▶ Task prompt:
Restate the records below word for word.

Lines of data:
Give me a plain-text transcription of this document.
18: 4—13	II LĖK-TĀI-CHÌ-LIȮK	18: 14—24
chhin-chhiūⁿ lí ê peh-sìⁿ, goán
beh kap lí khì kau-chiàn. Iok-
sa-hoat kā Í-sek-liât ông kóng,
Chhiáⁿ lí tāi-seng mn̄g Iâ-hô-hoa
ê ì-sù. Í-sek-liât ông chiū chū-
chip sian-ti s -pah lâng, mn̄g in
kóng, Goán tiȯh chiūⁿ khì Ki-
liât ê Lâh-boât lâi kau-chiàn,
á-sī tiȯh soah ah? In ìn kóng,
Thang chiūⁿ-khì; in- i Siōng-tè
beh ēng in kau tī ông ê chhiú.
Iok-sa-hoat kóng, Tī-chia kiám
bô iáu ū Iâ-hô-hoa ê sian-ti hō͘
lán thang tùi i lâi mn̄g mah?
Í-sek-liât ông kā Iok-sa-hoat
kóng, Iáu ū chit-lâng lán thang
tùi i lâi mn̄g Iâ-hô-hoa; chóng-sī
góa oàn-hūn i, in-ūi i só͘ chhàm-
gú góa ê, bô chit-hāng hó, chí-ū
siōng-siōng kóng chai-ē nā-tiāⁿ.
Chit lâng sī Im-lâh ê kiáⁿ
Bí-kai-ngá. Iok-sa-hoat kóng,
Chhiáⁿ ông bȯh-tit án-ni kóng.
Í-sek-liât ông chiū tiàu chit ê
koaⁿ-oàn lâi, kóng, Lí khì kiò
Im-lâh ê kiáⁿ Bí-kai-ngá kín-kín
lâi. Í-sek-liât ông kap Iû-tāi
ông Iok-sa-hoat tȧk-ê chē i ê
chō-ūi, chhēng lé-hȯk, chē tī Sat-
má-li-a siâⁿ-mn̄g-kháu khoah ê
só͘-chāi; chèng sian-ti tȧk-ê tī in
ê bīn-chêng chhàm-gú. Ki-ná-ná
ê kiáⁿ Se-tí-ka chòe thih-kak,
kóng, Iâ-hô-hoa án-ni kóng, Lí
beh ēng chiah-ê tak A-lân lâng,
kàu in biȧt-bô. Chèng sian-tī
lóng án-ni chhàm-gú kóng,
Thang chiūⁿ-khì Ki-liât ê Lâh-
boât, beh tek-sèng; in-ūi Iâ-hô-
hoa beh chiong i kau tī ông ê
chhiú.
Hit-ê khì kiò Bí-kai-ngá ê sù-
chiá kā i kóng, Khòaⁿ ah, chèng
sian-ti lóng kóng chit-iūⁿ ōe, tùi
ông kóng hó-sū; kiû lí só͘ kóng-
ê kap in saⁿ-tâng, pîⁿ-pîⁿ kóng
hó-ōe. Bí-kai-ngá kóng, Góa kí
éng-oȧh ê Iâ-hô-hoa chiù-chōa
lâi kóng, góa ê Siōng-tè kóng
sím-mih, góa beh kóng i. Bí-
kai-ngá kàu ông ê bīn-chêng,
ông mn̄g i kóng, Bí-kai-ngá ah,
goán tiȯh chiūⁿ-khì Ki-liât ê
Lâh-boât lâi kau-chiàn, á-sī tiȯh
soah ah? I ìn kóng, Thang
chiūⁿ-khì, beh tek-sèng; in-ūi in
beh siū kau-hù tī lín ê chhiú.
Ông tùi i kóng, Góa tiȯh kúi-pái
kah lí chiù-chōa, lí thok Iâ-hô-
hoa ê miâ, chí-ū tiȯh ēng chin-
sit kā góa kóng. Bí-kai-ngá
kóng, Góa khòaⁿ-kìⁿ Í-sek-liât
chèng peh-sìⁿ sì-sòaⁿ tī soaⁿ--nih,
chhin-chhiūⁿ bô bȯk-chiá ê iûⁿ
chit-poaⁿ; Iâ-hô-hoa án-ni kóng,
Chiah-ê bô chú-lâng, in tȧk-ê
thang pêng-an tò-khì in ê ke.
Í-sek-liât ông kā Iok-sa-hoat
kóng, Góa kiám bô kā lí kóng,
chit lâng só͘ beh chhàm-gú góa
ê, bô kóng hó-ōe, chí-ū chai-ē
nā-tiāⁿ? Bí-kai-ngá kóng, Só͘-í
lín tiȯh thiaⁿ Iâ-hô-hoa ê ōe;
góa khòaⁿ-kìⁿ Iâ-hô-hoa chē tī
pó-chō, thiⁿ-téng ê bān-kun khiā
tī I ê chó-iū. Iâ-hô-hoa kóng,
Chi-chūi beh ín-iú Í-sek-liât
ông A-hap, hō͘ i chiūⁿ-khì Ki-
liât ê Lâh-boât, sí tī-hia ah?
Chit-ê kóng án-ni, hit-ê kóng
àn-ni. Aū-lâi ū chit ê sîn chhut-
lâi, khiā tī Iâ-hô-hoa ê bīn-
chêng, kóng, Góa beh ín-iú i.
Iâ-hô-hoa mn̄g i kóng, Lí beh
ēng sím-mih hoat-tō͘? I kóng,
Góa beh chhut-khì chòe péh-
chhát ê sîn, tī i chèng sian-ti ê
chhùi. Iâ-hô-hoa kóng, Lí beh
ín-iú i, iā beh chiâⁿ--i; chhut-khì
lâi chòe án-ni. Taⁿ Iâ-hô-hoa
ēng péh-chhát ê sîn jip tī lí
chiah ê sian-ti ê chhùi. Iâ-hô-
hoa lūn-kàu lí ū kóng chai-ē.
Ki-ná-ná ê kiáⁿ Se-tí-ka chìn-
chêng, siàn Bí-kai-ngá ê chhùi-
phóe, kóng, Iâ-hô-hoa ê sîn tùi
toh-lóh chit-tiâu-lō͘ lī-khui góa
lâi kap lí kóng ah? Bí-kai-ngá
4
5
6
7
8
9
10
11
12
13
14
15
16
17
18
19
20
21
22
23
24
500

▶ Reply to the exercise:
Give me a plain-text transcription of this document.
18: 4—13	II LĖK-TĀI-CHÌ-LIȮK	18: 14—24
chhin-chhiūⁿ lí ê peh-sìⁿ, goán
beh kap lí khì kau-chiàn. Iok-
sa-hoat kā Í-sek-liât ông kóng,
Chhiáⁿ lí tāi-seng mn̄g Iâ-hô-hoa
ê ì-sù. Í-sek-liât ông chiū chū-
chip sian-ti s -pah lâng, mn̄g in
kóng, Goán tiȯh chiūⁿ khì Ki-
liât ê Lâh-boât lâi kau-chiàn,
á-sī tiȯh soah ah? In ìn kóng,
Thang chiūⁿ-khì; in- i Siōng-tè
beh ēng in kau tī ông ê chhiú.
Iok-sa-hoat kóng, Tī-chia kiám
bô iáu ū Iâ-hô-hoa ê sian-ti hō͘
lán thang tùi i lâi mn̄g mah?
Í-sek-liât ông kā Iok-sa-hoat
kóng, Iáu ū chit-lâng lán thang
tùi i lâi mn̄g Iâ-hô-hoa; chóng-sī
góa oàn-hūn i, in-ūi i só͘ chhàm-
gú góa ê, bô chit-hāng hó, chí-ū
siōng-siōng kóng chai-ē nā-tiāⁿ.
Chit lâng sī Im-lâh ê kiáⁿ
Bí-kai-ngá. Iok-sa-hoat kóng,
Chhiáⁿ ông bȯh-tit án-ni kóng.
Í-sek-liât ông chiū tiàu chit ê
koaⁿ-oàn lâi, kóng, Lí khì kiò
Im-lâh ê kiáⁿ Bí-kai-ngá kín-kín
lâi. Í-sek-liât ông kap Iû-tāi
ông Iok-sa-hoat tȧk-ê chē i ê
chō-ūi, chhēng lé-hȯk, chē tī Sat-
má-li-a siâⁿ-mn̄g-kháu khoah ê
só͘-chāi; chèng sian-ti tȧk-ê tī in
ê bīn-chêng chhàm-gú. Ki-ná-ná
ê kiáⁿ Se-tí-ka chòe thih-kak,
kóng, Iâ-hô-hoa án-ni kóng, Lí
beh ēng chiah-ê tak A-lân lâng,
kàu in biȧt-bô. Chèng sian-tī
lóng án-ni chhàm-gú kóng,
Thang chiūⁿ-khì Ki-liât ê Lâh-
boât, beh tek-sèng; in-ūi Iâ-hô-
hoa beh chiong i kau tī ông ê
chhiú.
Hit-ê khì kiò Bí-kai-ngá ê sù-
chiá kā i kóng, Khòaⁿ ah, chèng
sian-ti lóng kóng chit-iūⁿ ōe, tùi
ông kóng hó-sū; kiû lí só͘ kóng-
ê kap in saⁿ-tâng, pîⁿ-pîⁿ kóng
hó-ōe. Bí-kai-ngá kóng, Góa kí
éng-oȧh ê Iâ-hô-hoa chiù-chōa
lâi kóng, góa ê Siōng-tè kóng
sím-mih, góa beh kóng i. Bí-
kai-ngá kàu ông ê bīn-chêng,
ông mn̄g i kóng, Bí-kai-ngá ah,
goán tiȯh chiūⁿ-khì Ki-liât ê
Lâh-boât lâi kau-chiàn, á-sī tiȯh
soah ah? I ìn kóng, Thang
chiūⁿ-khì, beh tek-sèng; in-ūi in
beh siū kau-hù tī lín ê chhiú.
Ông tùi i kóng, Góa tiȯh kúi-pái
kah lí chiù-chōa, lí thok Iâ-hô-
hoa ê miâ, chí-ū tiȯh ēng chin-
sit kā góa kóng. Bí-kai-ngá
kóng, Góa khòaⁿ-kìⁿ Í-sek-liât
chèng peh-sìⁿ sì-sòaⁿ tī soaⁿ--nih,
chhin-chhiūⁿ bô bȯk-chiá ê iûⁿ
chit-poaⁿ; Iâ-hô-hoa án-ni kóng,
Chiah-ê bô chú-lâng, in tȧk-ê
thang pêng-an tò-khì in ê ke.
Í-sek-liât ông kā Iok-sa-hoat
kóng, Góa kiám bô kā lí kóng,
chit lâng só͘ beh chhàm-gú góa
ê, bô kóng hó-ōe, chí-ū chai-ē
nā-tiāⁿ? Bí-kai-ngá kóng, Só͘-í
lín tiȯh thiaⁿ Iâ-hô-hoa ê ōe;
góa khòaⁿ-kìⁿ Iâ-hô-hoa chē tī
pó-chō, thiⁿ-téng ê bān-kun khiā
tī I ê chó-iū. Iâ-hô-hoa kóng,
Chi-chūi beh ín-iú Í-sek-liât
ông A-hap, hō͘ i chiūⁿ-khì Ki-
liât ê Lâh-boât, sí tī-hia ah?
Chit-ê kóng án-ni, hit-ê kóng
àn-ni. Aū-lâi ū chit ê sîn chhut-
lâi, khiā tī Iâ-hô-hoa ê bīn-
chêng, kóng, Góa beh ín-iú i.
Iâ-hô-hoa mn̄g i kóng, Lí beh
ēng sím-mih hoat-tō͘? I kóng,
Góa beh chhut-khì chòe péh-
chhát ê sîn, tī i chèng sian-ti ê
chhùi. Iâ-hô-hoa kóng, Lí beh
ín-iú i, iā beh chiâⁿ--i; chhut-khì
lâi chòe án-ni. Taⁿ Iâ-hô-hoa
ēng péh-chhát ê sîn jip tī lí
chiah ê sian-ti ê chhùi. Iâ-hô-
hoa lūn-kàu lí ū kóng chai-ē.
Ki-ná-ná ê kiáⁿ Se-tí-ka chìn-
chêng, siàn Bí-kai-ngá ê chhùi-
phóe, kóng, Iâ-hô-hoa ê sîn tùi
toh-lóh chit-tiâu-lō͘ lī-khui góa
lâi kap lí kóng ah? Bí-kai-ngá
4
5
6
7
8
9
10
11
12
13
14
15
16
17
18
19
20
21
22
23
24
500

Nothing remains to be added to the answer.